» **Exercise aim**
Within the records that follow, find every line containing the string "name". Copy those lines.
>> begin Given data
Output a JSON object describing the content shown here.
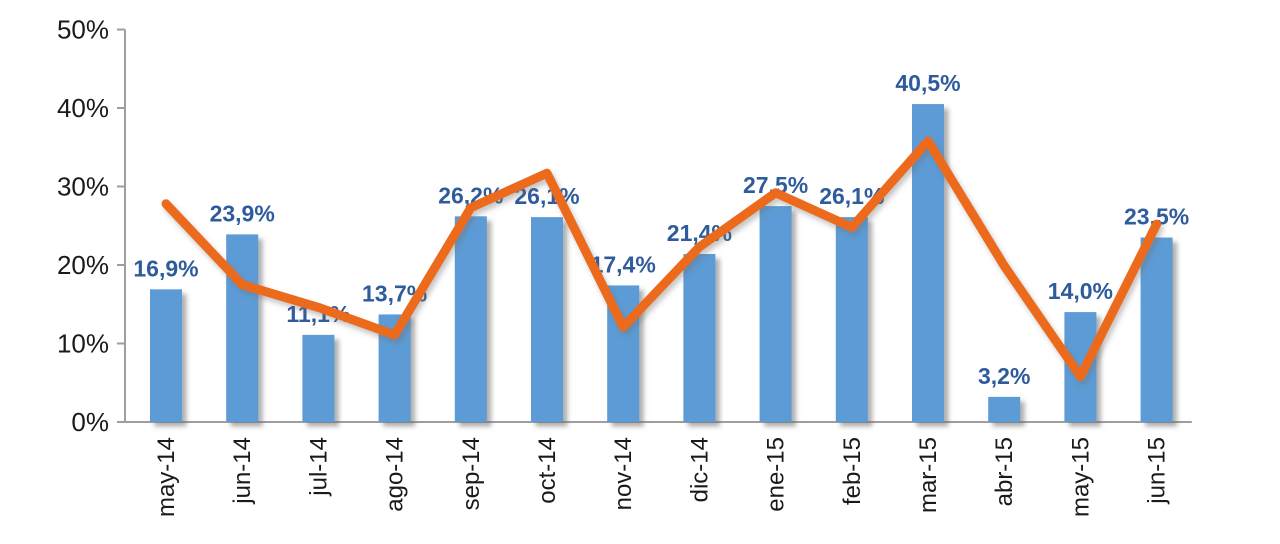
{
  "chart_data": {
    "type": "bar+line",
    "title": "",
    "xlabel": "",
    "ylabel": "",
    "categories": [
      "may-14",
      "jun-14",
      "jul-14",
      "ago-14",
      "sep-14",
      "oct-14",
      "nov-14",
      "dic-14",
      "ene-15",
      "feb-15",
      "mar-15",
      "abr-15",
      "may-15",
      "jun-15"
    ],
    "series": [
      {
        "name": "monthly-percentage-bars",
        "type": "bar",
        "values": [
          16.9,
          23.9,
          11.1,
          13.7,
          26.2,
          26.1,
          17.4,
          21.4,
          27.5,
          26.1,
          40.5,
          3.2,
          14.0,
          23.5
        ],
        "data_labels": [
          "16,9%",
          "23,9%",
          "11,1%",
          "13,7%",
          "26,2%",
          "26,1%",
          "17,4%",
          "21,4%",
          "27,5%",
          "26,1%",
          "40,5%",
          "3,2%",
          "14,0%",
          "23,5%"
        ]
      },
      {
        "name": "trend-line",
        "type": "line",
        "values": [
          27.8,
          17.5,
          14.6,
          11.1,
          27.3,
          31.7,
          12.1,
          22.3,
          29.2,
          24.8,
          35.8,
          19.9,
          5.8,
          25.2
        ]
      }
    ],
    "ylim": [
      0,
      50
    ],
    "y_ticks": [
      "0%",
      "10%",
      "20%",
      "30%",
      "40%",
      "50%"
    ],
    "grid": false,
    "legend": "none",
    "colors": {
      "bar": "#5B9BD5",
      "line": "#EC6B1E",
      "data_label": "#2E5B9C",
      "axis_line": "#9E9E9E",
      "tick_text": "#1a1a1a",
      "background": "#FFFFFF"
    }
  }
}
>> end Given data
» **Reply to the exercise**
        "name": "monthly-percentage-bars",
        "name": "trend-line",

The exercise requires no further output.